_WRITTEN REQUEST_:
Check every line below for the word "услуги" and copy the ones that have it.

Items listed in a dataset:

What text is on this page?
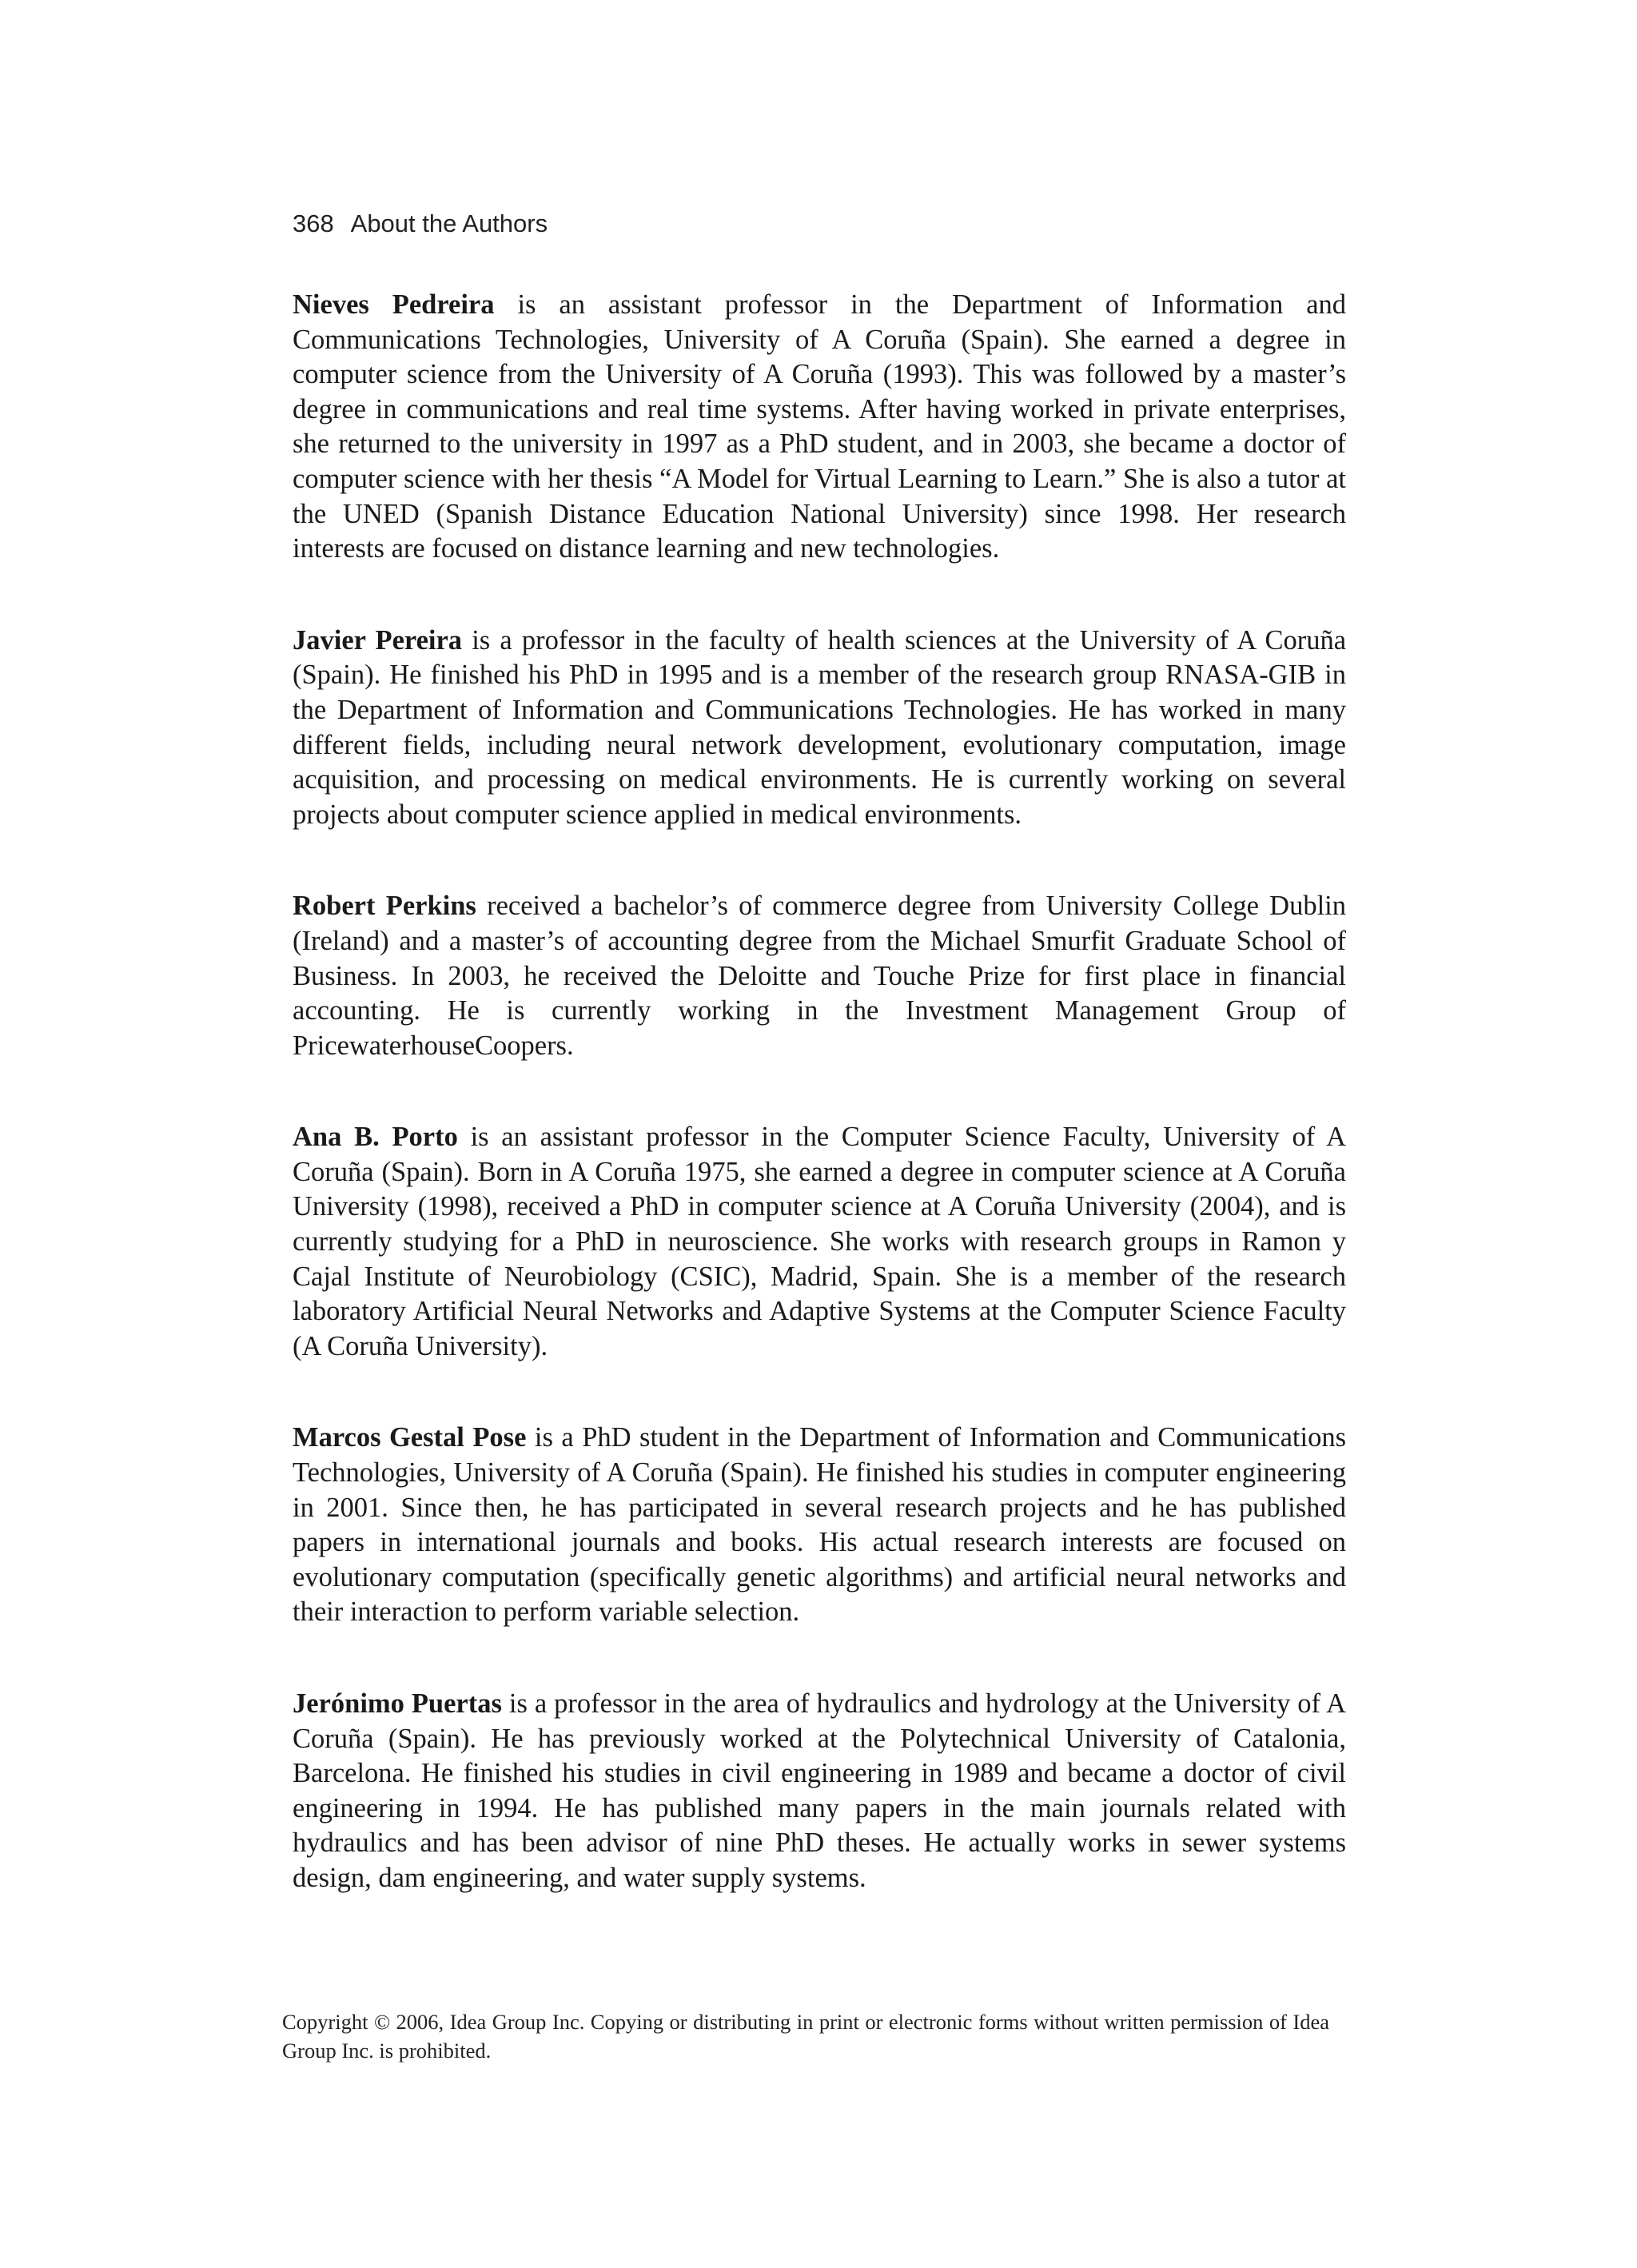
368 About the Authors

Nieves Pedreira is an assistant professor in the Department of Information and Communications Technologies, University of A Coruña (Spain). She earned a degree in computer science from the University of A Coruña (1993). This was followed by a master’s degree in communications and real time systems. After having worked in private enterprises, she returned to the university in 1997 as a PhD student, and in 2003, she became a doctor of computer science with her thesis “A Model for Virtual Learning to Learn.” She is also a tutor at the UNED (Spanish Distance Education National University) since 1998. Her research interests are focused on distance learning and new technologies.

Javier Pereira is a professor in the faculty of health sciences at the University of A Coruña (Spain). He finished his PhD in 1995 and is a member of the research group RNASA-GIB in the Department of Information and Communications Technologies. He has worked in many different fields, including neural network development, evolutionary computation, image acquisition, and processing on medical environments. He is currently working on several projects about computer science applied in medical environments.

Robert Perkins received a bachelor’s of commerce degree from University College Dublin (Ireland) and a master’s of accounting degree from the Michael Smurfit Graduate School of Business. In 2003, he received the Deloitte and Touche Prize for first place in financial accounting. He is currently working in the Investment Management Group of PricewaterhouseCoopers.

Ana B. Porto is an assistant professor in the Computer Science Faculty, University of A Coruña (Spain). Born in A Coruña 1975, she earned a degree in computer science at A Coruña University (1998), received a PhD in computer science at A Coruña University (2004), and is currently studying for a PhD in neuroscience. She works with research groups in Ramon y Cajal Institute of Neurobiology (CSIC), Madrid, Spain. She is a member of the research laboratory Artificial Neural Networks and Adaptive Systems at the Computer Science Faculty (A Coruña University).

Marcos Gestal Pose is a PhD student in the Department of Information and Communications Technologies, University of A Coruña (Spain). He finished his studies in computer engineering in 2001. Since then, he has participated in several research projects and he has published papers in international journals and books. His actual research interests are focused on evolutionary computation (specifically genetic algorithms) and artificial neural networks and their interaction to perform variable selection.

Jerónimo Puertas is a professor in the area of hydraulics and hydrology at the University of A Coruña (Spain). He has previously worked at the Polytechnical University of Catalonia, Barcelona. He finished his studies in civil engineering in 1989 and became a doctor of civil engineering in 1994. He has published many papers in the main journals related with hydraulics and has been advisor of nine PhD theses. He actually works in sewer systems design, dam engineering, and water supply systems.

Copyright © 2006, Idea Group Inc. Copying or distributing in print or electronic forms without written permission of Idea Group Inc. is prohibited.
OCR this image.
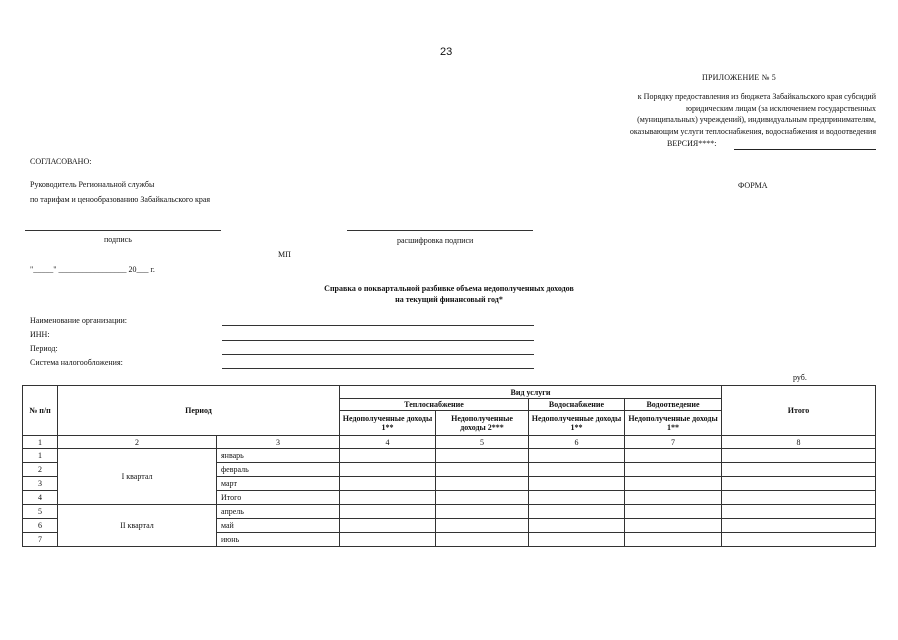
23
ПРИЛОЖЕНИЕ № 5
к Порядку предоставления из бюджета Забайкальского края субсидий
юридическим лицам (за исключением государственных
(муниципальных) учреждений), индивидуальным предпринимателям,
оказывающим услуги теплоснабжения, водоснабжения и водоотведения
ВЕРСИЯ****:
СОГЛАСОВАНО:
Руководитель Региональной службы
по тарифам и ценообразованию Забайкальского края
ФОРМА
подпись	расшифровка подписи
МП
"_____" _________________ 20___ г.
Справка о поквартальной разбивке объема недополученных доходов
на текущий финансовый год*
Наименование организации:
ИНН:
Период:
Система налогообложения:
руб.
№ п/п	Период		Вид услуги				Итого
			Теплоснабжение		Водоснабжение	Водоотведение	
			Недополученные доходы 1**	Недополученные доходы 2***	Недополученные доходы 1**	Недополученные доходы 1**	
1	2	3	4	5	6	7	8
1	I квартал	январь					
2		февраль					
3		март					
4		Итого					
5	II квартал	апрель					
6		май					
7		июнь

_THE COMPLETED TASK_:
оказывающим услуги теплоснабжения, водоснабжения и водоотведения
№ п/п	Период		Вид услуги				Итого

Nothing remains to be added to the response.